[Dataset excerpt]
•••

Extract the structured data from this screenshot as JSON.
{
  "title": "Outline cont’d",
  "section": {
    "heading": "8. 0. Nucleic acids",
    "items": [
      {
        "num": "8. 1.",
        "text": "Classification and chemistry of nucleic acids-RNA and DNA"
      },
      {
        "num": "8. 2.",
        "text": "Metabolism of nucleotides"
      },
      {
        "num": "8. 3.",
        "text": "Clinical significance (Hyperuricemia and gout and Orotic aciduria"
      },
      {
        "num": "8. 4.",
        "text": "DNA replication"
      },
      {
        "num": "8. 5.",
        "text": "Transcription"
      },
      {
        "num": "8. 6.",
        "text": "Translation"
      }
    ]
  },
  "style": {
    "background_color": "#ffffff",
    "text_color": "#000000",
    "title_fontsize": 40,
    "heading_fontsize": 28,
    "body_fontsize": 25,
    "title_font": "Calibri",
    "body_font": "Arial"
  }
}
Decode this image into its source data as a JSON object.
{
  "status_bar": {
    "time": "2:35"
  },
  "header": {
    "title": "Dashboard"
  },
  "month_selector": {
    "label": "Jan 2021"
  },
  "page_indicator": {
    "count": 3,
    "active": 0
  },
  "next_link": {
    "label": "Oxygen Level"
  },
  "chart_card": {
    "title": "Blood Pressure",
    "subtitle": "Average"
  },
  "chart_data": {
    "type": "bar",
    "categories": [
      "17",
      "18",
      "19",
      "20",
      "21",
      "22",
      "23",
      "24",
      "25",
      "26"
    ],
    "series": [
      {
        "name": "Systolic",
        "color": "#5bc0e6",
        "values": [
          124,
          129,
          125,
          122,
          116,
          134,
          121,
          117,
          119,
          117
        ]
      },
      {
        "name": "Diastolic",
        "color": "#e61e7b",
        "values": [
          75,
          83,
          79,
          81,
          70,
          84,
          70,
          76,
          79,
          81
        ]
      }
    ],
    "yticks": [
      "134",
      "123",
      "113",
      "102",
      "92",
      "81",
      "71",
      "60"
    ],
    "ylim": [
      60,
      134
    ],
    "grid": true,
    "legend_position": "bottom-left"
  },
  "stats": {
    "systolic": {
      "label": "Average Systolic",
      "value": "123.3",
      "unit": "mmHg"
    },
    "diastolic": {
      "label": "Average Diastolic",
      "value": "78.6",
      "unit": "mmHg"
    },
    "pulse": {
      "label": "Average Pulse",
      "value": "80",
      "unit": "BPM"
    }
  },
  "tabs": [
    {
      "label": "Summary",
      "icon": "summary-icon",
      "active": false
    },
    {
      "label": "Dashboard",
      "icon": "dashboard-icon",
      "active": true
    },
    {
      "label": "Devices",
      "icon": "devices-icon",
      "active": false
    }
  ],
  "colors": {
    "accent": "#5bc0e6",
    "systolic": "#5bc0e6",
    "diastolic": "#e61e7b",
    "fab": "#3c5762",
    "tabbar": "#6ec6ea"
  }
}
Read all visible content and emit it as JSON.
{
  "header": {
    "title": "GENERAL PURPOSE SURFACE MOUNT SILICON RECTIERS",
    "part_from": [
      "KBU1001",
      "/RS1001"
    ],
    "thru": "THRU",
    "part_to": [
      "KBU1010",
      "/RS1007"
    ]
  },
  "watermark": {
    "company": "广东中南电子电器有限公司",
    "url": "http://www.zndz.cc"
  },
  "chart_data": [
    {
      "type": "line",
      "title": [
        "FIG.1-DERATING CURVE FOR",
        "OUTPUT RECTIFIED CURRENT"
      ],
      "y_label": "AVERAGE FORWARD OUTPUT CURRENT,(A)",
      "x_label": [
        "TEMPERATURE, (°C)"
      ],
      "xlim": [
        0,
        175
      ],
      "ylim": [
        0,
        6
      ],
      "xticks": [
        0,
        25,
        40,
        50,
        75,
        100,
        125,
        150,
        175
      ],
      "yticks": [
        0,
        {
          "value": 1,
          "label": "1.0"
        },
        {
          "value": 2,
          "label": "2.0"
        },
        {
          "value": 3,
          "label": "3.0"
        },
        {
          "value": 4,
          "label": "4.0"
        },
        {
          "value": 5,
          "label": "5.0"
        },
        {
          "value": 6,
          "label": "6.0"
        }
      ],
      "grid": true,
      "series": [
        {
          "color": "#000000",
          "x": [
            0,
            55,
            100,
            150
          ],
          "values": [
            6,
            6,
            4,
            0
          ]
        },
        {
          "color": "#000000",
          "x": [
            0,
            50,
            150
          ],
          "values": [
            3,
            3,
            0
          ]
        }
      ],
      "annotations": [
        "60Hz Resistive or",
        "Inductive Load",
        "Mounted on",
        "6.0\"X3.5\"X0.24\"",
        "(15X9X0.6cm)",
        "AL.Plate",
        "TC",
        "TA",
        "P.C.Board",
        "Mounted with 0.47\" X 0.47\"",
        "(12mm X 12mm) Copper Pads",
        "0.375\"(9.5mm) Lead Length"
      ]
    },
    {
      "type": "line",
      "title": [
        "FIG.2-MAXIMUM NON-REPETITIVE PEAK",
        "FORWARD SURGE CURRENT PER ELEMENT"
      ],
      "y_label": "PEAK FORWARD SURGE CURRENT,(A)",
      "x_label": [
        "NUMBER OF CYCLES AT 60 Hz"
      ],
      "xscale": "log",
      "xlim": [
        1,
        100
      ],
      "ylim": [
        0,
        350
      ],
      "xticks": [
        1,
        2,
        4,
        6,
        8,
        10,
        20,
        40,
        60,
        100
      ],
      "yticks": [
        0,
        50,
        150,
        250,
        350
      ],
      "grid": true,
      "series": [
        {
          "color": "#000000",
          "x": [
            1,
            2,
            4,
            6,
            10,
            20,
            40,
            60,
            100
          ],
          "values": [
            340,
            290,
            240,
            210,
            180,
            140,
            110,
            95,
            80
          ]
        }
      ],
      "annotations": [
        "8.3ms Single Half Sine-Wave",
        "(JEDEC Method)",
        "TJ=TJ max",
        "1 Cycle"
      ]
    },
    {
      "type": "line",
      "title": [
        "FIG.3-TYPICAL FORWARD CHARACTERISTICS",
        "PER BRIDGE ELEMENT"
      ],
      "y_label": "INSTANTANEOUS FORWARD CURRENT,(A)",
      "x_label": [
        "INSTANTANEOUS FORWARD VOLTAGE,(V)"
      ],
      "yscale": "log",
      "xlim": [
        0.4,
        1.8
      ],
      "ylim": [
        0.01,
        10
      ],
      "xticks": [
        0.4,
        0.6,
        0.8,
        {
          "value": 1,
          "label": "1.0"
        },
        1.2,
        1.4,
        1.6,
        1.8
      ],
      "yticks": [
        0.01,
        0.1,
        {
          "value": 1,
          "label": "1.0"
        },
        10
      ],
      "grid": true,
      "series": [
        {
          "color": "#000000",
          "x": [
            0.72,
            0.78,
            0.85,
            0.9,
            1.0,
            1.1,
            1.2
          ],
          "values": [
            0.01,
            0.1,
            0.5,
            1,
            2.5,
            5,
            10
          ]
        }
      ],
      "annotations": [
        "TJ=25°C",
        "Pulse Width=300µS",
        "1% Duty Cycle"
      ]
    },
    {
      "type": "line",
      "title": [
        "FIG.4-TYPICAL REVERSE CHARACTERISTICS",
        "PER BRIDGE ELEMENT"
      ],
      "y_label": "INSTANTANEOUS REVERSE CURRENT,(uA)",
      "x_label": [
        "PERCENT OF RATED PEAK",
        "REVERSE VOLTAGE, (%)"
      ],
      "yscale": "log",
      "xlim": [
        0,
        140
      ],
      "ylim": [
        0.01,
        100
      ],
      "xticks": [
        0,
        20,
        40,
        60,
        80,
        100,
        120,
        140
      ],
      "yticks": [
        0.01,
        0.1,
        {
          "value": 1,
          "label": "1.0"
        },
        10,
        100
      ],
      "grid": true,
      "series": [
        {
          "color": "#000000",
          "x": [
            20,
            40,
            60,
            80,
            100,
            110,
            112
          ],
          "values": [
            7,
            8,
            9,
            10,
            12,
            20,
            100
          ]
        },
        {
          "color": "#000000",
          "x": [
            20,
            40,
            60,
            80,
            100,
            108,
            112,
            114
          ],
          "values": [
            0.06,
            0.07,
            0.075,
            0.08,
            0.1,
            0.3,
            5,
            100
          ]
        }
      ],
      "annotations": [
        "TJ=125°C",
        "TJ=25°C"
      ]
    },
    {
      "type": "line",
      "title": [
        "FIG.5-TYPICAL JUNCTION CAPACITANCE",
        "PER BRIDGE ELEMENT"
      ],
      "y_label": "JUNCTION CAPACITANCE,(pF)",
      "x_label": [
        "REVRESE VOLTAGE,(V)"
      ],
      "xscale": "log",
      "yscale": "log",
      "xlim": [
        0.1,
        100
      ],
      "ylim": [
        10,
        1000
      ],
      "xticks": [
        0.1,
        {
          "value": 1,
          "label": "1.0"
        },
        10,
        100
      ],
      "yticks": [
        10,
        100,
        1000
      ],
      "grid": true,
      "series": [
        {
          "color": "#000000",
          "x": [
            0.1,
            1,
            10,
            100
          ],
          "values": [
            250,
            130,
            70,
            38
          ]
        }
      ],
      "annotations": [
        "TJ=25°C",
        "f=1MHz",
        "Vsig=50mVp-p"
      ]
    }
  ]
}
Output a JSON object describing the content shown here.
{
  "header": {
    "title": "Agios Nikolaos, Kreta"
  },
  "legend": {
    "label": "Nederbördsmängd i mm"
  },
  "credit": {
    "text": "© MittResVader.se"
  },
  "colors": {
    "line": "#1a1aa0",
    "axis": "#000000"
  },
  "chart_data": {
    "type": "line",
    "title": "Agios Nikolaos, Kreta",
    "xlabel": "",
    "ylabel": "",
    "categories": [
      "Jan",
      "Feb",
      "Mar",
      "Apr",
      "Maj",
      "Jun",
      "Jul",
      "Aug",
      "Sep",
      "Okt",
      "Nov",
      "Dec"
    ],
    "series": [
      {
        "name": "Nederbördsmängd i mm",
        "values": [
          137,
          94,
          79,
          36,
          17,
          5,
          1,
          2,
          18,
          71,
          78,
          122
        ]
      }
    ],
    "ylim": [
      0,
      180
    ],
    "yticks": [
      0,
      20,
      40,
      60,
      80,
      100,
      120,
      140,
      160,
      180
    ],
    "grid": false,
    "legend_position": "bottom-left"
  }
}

•••

- [EXERCISE INSTRUCTIONS] Search the data for the word "SURGE" and copy each line where it appears.

- [ANSWER IN FULL]
        "FORWARD SURGE CURRENT PER ELEMENT"
      "y_label": "PEAK FORWARD SURGE CURRENT,(A)",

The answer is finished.